*SHORT EXERCISE*.
Below are some records; reproduce every one of them exactly.
-- Start of GIVEN RECORDS --
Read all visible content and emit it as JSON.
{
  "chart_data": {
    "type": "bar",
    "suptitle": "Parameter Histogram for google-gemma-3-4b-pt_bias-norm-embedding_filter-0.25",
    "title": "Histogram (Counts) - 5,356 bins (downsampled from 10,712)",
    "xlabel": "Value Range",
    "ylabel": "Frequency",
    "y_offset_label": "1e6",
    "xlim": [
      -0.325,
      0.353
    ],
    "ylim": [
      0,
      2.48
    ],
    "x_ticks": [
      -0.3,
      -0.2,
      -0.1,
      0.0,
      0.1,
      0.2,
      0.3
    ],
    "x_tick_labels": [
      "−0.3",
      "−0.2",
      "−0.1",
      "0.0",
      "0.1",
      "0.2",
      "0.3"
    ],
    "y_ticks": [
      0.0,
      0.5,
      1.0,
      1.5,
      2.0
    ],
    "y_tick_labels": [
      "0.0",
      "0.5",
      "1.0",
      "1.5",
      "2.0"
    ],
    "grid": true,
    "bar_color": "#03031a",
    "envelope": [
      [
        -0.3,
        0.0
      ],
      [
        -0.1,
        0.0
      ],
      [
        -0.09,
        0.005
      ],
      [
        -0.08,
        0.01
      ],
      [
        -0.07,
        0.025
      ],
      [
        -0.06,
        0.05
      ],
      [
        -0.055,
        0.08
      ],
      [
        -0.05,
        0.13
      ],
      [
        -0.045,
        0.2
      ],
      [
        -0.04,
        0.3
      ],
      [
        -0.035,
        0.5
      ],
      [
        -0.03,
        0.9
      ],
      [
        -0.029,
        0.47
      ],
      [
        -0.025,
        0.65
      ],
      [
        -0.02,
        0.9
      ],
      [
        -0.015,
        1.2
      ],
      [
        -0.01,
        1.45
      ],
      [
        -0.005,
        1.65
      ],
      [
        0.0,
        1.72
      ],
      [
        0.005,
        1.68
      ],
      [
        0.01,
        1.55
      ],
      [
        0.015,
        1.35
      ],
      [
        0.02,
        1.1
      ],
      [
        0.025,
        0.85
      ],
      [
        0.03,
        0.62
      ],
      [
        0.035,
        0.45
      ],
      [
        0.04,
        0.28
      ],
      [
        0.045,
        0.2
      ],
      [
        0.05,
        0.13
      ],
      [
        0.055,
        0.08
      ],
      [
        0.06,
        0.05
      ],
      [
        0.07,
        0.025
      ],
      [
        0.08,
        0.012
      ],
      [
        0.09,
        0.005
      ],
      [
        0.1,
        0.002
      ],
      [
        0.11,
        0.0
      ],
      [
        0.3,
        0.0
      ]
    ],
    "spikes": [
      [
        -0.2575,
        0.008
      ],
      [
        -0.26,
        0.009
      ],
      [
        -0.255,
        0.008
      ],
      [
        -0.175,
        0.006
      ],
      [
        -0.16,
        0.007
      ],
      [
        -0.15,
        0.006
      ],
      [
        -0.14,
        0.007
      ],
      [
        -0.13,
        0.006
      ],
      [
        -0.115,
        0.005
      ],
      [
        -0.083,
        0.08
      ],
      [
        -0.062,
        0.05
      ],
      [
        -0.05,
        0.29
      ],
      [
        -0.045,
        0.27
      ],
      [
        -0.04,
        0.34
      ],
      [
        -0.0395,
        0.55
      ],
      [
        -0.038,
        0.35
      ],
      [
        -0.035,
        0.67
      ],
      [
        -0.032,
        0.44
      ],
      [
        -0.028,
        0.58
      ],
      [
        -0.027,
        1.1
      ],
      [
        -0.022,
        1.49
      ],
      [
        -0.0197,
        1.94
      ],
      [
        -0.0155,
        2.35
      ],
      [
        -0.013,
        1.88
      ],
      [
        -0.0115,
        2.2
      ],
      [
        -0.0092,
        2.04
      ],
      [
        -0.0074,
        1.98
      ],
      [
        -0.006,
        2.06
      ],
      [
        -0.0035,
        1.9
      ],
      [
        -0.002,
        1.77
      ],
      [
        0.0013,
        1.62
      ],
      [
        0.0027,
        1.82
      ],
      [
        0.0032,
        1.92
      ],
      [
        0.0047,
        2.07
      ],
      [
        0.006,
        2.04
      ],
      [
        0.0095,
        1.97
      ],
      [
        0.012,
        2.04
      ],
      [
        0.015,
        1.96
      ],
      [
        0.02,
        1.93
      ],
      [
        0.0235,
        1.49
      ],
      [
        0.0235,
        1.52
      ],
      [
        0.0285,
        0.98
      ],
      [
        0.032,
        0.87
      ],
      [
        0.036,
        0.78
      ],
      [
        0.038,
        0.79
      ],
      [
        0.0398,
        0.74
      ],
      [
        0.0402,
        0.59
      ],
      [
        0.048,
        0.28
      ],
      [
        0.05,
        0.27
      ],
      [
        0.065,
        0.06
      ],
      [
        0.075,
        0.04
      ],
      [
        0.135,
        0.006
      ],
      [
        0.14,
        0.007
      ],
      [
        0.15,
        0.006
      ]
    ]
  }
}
-- End of GIVEN RECORDS --
*CORRECT ANSWER*.
Read all visible content and emit it as JSON.
{
  "chart_data": {
    "type": "bar",
    "suptitle": "Parameter Histogram for google-gemma-3-4b-pt_bias-norm-embedding_filter-0.25",
    "title": "Histogram (Counts) - 5,356 bins (downsampled from 10,712)",
    "xlabel": "Value Range",
    "ylabel": "Frequency",
    "y_offset_label": "1e6",
    "xlim": [
      -0.325,
      0.353
    ],
    "ylim": [
      0,
      2.48
    ],
    "x_ticks": [
      -0.3,
      -0.2,
      -0.1,
      0.0,
      0.1,
      0.2,
      0.3
    ],
    "x_tick_labels": [
      "−0.3",
      "−0.2",
      "−0.1",
      "0.0",
      "0.1",
      "0.2",
      "0.3"
    ],
    "y_ticks": [
      0.0,
      0.5,
      1.0,
      1.5,
      2.0
    ],
    "y_tick_labels": [
      "0.0",
      "0.5",
      "1.0",
      "1.5",
      "2.0"
    ],
    "grid": true,
    "bar_color": "#03031a",
    "envelope": [
      [
        -0.3,
        0.0
      ],
      [
        -0.1,
        0.0
      ],
      [
        -0.09,
        0.005
      ],
      [
        -0.08,
        0.01
      ],
      [
        -0.07,
        0.025
      ],
      [
        -0.06,
        0.05
      ],
      [
        -0.055,
        0.08
      ],
      [
        -0.05,
        0.13
      ],
      [
        -0.045,
        0.2
      ],
      [
        -0.04,
        0.3
      ],
      [
        -0.035,
        0.5
      ],
      [
        -0.03,
        0.9
      ],
      [
        -0.029,
        0.47
      ],
      [
        -0.025,
        0.65
      ],
      [
        -0.02,
        0.9
      ],
      [
        -0.015,
        1.2
      ],
      [
        -0.01,
        1.45
      ],
      [
        -0.005,
        1.65
      ],
      [
        0.0,
        1.72
      ],
      [
        0.005,
        1.68
      ],
      [
        0.01,
        1.55
      ],
      [
        0.015,
        1.35
      ],
      [
        0.02,
        1.1
      ],
      [
        0.025,
        0.85
      ],
      [
        0.03,
        0.62
      ],
      [
        0.035,
        0.45
      ],
      [
        0.04,
        0.28
      ],
      [
        0.045,
        0.2
      ],
      [
        0.05,
        0.13
      ],
      [
        0.055,
        0.08
      ],
      [
        0.06,
        0.05
      ],
      [
        0.07,
        0.025
      ],
      [
        0.08,
        0.012
      ],
      [
        0.09,
        0.005
      ],
      [
        0.1,
        0.002
      ],
      [
        0.11,
        0.0
      ],
      [
        0.3,
        0.0
      ]
    ],
    "spikes": [
      [
        -0.2575,
        0.008
      ],
      [
        -0.26,
        0.009
      ],
      [
        -0.255,
        0.008
      ],
      [
        -0.175,
        0.006
      ],
      [
        -0.16,
        0.007
      ],
      [
        -0.15,
        0.006
      ],
      [
        -0.14,
        0.007
      ],
      [
        -0.13,
        0.006
      ],
      [
        -0.115,
        0.005
      ],
      [
        -0.083,
        0.08
      ],
      [
        -0.062,
        0.05
      ],
      [
        -0.05,
        0.29
      ],
      [
        -0.045,
        0.27
      ],
      [
        -0.04,
        0.34
      ],
      [
        -0.0395,
        0.55
      ],
      [
        -0.038,
        0.35
      ],
      [
        -0.035,
        0.67
      ],
      [
        -0.032,
        0.44
      ],
      [
        -0.028,
        0.58
      ],
      [
        -0.027,
        1.1
      ],
      [
        -0.022,
        1.49
      ],
      [
        -0.0197,
        1.94
      ],
      [
        -0.0155,
        2.35
      ],
      [
        -0.013,
        1.88
      ],
      [
        -0.0115,
        2.2
      ],
      [
        -0.0092,
        2.04
      ],
      [
        -0.0074,
        1.98
      ],
      [
        -0.006,
        2.06
      ],
      [
        -0.0035,
        1.9
      ],
      [
        -0.002,
        1.77
      ],
      [
        0.0013,
        1.62
      ],
      [
        0.0027,
        1.82
      ],
      [
        0.0032,
        1.92
      ],
      [
        0.0047,
        2.07
      ],
      [
        0.006,
        2.04
      ],
      [
        0.0095,
        1.97
      ],
      [
        0.012,
        2.04
      ],
      [
        0.015,
        1.96
      ],
      [
        0.02,
        1.93
      ],
      [
        0.0235,
        1.49
      ],
      [
        0.0235,
        1.52
      ],
      [
        0.0285,
        0.98
      ],
      [
        0.032,
        0.87
      ],
      [
        0.036,
        0.78
      ],
      [
        0.038,
        0.79
      ],
      [
        0.0398,
        0.74
      ],
      [
        0.0402,
        0.59
      ],
      [
        0.048,
        0.28
      ],
      [
        0.05,
        0.27
      ],
      [
        0.065,
        0.06
      ],
      [
        0.075,
        0.04
      ],
      [
        0.135,
        0.006
      ],
      [
        0.14,
        0.007
      ],
      [
        0.15,
        0.006
      ]
    ]
  }
}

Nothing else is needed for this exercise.